:: EXERCISE INPUT

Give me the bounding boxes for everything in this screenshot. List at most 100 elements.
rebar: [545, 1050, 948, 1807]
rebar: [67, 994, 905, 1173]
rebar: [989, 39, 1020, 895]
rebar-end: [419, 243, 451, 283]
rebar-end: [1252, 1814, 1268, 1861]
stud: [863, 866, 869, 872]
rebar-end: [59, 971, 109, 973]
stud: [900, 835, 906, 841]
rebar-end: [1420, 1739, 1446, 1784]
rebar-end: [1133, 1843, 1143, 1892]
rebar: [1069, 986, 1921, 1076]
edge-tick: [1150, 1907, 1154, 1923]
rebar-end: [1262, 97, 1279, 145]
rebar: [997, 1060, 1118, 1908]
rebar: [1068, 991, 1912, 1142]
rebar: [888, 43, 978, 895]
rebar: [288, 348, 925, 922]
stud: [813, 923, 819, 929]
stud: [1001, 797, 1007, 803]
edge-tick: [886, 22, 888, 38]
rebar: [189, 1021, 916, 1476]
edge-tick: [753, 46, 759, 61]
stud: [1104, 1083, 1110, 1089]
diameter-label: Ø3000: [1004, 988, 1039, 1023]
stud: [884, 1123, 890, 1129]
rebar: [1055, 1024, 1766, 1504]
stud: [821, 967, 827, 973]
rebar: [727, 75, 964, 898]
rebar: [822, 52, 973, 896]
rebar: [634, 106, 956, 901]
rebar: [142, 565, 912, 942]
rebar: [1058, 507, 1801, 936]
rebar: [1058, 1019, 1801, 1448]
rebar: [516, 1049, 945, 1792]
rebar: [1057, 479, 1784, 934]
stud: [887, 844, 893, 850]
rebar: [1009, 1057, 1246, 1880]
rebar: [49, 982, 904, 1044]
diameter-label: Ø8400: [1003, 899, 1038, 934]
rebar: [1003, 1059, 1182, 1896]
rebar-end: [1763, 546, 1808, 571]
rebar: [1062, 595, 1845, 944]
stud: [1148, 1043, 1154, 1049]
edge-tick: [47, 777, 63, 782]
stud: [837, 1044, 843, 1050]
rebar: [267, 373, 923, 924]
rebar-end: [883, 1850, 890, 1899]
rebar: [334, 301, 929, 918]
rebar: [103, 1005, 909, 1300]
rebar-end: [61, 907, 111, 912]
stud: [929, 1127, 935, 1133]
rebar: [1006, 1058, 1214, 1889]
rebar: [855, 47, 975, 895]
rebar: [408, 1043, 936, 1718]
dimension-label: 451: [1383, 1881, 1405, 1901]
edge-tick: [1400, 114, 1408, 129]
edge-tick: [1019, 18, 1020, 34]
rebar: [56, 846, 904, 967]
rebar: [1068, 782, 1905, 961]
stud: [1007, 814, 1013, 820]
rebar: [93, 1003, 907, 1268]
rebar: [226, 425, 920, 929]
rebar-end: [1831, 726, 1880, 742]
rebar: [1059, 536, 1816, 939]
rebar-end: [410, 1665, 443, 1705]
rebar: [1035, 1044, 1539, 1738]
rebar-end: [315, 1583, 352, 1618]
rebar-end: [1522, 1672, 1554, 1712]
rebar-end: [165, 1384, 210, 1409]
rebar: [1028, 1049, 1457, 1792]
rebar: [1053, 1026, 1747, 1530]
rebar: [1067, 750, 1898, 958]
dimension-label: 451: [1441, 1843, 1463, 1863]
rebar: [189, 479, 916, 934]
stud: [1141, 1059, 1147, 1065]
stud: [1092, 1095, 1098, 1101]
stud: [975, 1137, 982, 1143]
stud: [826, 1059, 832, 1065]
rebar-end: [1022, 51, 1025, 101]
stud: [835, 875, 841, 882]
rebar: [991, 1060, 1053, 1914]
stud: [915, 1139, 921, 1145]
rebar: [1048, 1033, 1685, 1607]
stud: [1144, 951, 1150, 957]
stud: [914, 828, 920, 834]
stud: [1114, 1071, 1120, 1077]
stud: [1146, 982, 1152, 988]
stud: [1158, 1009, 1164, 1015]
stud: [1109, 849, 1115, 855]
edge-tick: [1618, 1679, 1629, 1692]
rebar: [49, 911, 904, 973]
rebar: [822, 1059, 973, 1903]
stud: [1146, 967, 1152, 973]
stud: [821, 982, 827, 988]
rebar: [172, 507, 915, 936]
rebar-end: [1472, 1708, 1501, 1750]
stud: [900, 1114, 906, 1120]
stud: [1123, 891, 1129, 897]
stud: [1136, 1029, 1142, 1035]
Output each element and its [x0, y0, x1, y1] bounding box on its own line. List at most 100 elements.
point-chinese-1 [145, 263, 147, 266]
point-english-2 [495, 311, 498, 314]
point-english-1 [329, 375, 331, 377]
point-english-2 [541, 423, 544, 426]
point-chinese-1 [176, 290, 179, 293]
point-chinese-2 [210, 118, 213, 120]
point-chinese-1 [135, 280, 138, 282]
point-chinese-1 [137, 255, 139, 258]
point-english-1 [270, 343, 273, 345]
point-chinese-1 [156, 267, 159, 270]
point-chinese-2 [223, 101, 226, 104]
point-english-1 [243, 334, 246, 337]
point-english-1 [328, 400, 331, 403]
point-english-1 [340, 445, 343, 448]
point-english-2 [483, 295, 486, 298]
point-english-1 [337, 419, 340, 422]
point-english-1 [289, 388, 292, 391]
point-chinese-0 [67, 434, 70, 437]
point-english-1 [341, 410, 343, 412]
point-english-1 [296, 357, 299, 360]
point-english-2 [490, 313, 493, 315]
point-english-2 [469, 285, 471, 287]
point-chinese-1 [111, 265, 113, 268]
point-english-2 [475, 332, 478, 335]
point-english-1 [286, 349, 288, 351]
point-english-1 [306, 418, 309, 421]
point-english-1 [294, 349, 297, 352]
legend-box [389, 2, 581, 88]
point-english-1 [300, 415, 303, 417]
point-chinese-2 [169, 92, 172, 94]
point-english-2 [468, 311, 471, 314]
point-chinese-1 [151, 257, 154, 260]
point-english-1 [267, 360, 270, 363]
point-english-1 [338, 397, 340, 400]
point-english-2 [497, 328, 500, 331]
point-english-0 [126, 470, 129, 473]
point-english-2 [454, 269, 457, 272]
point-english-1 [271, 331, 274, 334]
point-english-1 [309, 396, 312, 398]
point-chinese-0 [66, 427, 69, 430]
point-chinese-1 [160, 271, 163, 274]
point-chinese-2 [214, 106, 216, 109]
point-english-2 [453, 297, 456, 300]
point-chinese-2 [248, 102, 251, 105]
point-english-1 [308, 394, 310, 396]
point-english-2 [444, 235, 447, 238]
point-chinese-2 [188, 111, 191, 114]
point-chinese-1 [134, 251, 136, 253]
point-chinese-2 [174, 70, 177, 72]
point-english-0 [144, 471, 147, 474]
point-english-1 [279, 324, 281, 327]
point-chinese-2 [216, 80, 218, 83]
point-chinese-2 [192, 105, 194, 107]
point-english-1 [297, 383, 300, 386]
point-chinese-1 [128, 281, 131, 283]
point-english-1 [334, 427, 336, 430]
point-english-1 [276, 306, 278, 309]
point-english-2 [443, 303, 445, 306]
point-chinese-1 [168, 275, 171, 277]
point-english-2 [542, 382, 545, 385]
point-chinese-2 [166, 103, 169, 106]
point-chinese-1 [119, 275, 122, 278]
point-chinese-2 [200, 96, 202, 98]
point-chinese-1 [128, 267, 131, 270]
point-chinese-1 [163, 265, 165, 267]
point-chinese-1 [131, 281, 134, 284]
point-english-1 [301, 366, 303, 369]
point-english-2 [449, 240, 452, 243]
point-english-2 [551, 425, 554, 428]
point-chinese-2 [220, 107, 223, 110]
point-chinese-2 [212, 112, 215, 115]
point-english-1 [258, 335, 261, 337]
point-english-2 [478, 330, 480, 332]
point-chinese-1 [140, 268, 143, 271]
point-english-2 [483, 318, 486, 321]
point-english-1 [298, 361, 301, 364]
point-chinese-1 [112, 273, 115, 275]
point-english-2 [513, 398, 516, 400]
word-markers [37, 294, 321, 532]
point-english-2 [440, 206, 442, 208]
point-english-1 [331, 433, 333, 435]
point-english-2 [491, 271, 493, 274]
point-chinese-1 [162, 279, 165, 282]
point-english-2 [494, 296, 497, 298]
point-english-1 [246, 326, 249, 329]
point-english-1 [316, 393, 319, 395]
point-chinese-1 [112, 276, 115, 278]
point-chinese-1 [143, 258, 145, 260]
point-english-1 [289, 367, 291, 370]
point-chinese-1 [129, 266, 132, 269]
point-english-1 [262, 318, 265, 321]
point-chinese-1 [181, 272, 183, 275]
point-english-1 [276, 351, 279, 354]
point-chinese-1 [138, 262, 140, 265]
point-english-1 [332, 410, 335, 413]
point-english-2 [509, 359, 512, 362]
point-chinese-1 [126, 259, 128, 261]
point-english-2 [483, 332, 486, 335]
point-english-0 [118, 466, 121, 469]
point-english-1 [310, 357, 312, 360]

::::

INSTRUCTION
Recast the records above, from their start through the line containing "stud: [863, 866, 869, 872]", as a Markdown table with the columns Row and Line. Put the row number under Row and each line under Line, and skip any blank lines.

WORKED ANSWER
| Row | Line |
|---|---|
| 1 | Give me the bounding boxes for everything in this screenshot. List at most 100 elements. |
| 2 | rebar: [545, 1050, 948, 1807] |
| 3 | rebar: [67, 994, 905, 1173] |
| 4 | rebar: [989, 39, 1020, 895] |
| 5 | rebar-end: [419, 243, 451, 283] |
| 6 | rebar-end: [1252, 1814, 1268, 1861] |
| 7 | stud: [863, 866, 869, 872] |